## Task to complete
Omit all images. Transcribe the rest of the material below exactly.

## Given entries
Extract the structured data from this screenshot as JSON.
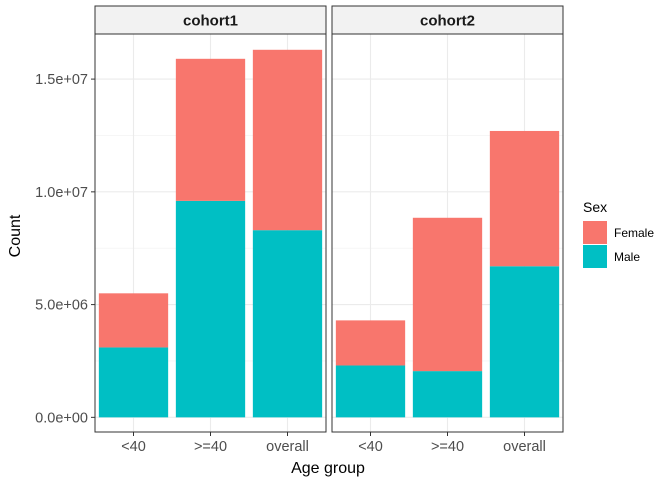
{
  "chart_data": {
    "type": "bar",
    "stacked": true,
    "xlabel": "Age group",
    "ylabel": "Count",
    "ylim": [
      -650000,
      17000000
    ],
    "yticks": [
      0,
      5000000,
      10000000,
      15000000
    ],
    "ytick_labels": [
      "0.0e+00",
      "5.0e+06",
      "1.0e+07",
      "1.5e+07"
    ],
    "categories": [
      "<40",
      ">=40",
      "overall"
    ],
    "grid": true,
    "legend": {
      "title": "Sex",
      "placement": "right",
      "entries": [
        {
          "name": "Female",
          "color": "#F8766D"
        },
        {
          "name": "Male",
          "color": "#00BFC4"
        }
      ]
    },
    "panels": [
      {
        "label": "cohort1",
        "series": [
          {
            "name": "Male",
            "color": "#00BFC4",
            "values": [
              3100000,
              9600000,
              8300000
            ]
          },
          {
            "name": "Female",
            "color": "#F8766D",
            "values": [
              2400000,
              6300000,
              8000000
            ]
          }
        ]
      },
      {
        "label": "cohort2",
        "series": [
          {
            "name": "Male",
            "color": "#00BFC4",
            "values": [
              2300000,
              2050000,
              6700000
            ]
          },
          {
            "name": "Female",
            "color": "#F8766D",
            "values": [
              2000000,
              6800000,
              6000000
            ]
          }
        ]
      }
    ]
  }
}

## The reply
Extract the structured data from this screenshot as JSON.
{
  "chart_data": {
    "type": "bar",
    "stacked": true,
    "xlabel": "Age group",
    "ylabel": "Count",
    "ylim": [
      -650000,
      17000000
    ],
    "yticks": [
      0,
      5000000,
      10000000,
      15000000
    ],
    "ytick_labels": [
      "0.0e+00",
      "5.0e+06",
      "1.0e+07",
      "1.5e+07"
    ],
    "categories": [
      "<40",
      ">=40",
      "overall"
    ],
    "grid": true,
    "legend": {
      "title": "Sex",
      "placement": "right",
      "entries": [
        {
          "name": "Female",
          "color": "#F8766D"
        },
        {
          "name": "Male",
          "color": "#00BFC4"
        }
      ]
    },
    "panels": [
      {
        "label": "cohort1",
        "series": [
          {
            "name": "Male",
            "color": "#00BFC4",
            "values": [
              3100000,
              9600000,
              8300000
            ]
          },
          {
            "name": "Female",
            "color": "#F8766D",
            "values": [
              2400000,
              6300000,
              8000000
            ]
          }
        ]
      },
      {
        "label": "cohort2",
        "series": [
          {
            "name": "Male",
            "color": "#00BFC4",
            "values": [
              2300000,
              2050000,
              6700000
            ]
          },
          {
            "name": "Female",
            "color": "#F8766D",
            "values": [
              2000000,
              6800000,
              6000000
            ]
          }
        ]
      }
    ]
  }
}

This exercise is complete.